■ WHAT YOU SHOULD DO ■
Take all the material and copy it exactly.

(Stored data)

%%

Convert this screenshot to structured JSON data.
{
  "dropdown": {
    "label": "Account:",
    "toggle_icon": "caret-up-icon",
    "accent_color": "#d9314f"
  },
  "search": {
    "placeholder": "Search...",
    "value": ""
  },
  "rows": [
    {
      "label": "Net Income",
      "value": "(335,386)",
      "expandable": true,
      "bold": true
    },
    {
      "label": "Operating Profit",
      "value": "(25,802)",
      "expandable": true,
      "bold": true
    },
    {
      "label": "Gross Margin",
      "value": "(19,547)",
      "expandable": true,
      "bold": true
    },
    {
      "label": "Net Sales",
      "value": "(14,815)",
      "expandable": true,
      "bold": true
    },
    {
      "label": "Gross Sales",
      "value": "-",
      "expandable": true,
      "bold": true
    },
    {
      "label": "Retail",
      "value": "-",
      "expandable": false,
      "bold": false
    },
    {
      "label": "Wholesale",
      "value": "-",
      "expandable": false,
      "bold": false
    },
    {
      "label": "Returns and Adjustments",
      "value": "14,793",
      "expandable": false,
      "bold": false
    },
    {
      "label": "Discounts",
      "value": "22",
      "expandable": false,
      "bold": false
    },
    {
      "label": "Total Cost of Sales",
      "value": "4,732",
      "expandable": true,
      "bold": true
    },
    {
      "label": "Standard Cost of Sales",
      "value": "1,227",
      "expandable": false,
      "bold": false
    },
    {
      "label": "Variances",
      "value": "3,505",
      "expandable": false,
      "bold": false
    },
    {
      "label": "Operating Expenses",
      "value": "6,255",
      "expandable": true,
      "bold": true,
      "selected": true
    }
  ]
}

%%

■ WORKED SOLUTION ■
Convert this screenshot to structured JSON data.
{
  "dropdown": {
    "label": "Account:",
    "toggle_icon": "caret-up-icon",
    "accent_color": "#d9314f"
  },
  "search": {
    "placeholder": "Search...",
    "value": ""
  },
  "rows": [
    {
      "label": "Net Income",
      "value": "(335,386)",
      "expandable": true,
      "bold": true
    },
    {
      "label": "Operating Profit",
      "value": "(25,802)",
      "expandable": true,
      "bold": true
    },
    {
      "label": "Gross Margin",
      "value": "(19,547)",
      "expandable": true,
      "bold": true
    },
    {
      "label": "Net Sales",
      "value": "(14,815)",
      "expandable": true,
      "bold": true
    },
    {
      "label": "Gross Sales",
      "value": "-",
      "expandable": true,
      "bold": true
    },
    {
      "label": "Retail",
      "value": "-",
      "expandable": false,
      "bold": false
    },
    {
      "label": "Wholesale",
      "value": "-",
      "expandable": false,
      "bold": false
    },
    {
      "label": "Returns and Adjustments",
      "value": "14,793",
      "expandable": false,
      "bold": false
    },
    {
      "label": "Discounts",
      "value": "22",
      "expandable": false,
      "bold": false
    },
    {
      "label": "Total Cost of Sales",
      "value": "4,732",
      "expandable": true,
      "bold": true
    },
    {
      "label": "Standard Cost of Sales",
      "value": "1,227",
      "expandable": false,
      "bold": false
    },
    {
      "label": "Variances",
      "value": "3,505",
      "expandable": false,
      "bold": false
    },
    {
      "label": "Operating Expenses",
      "value": "6,255",
      "expandable": true,
      "bold": true,
      "selected": true
    }
  ]
}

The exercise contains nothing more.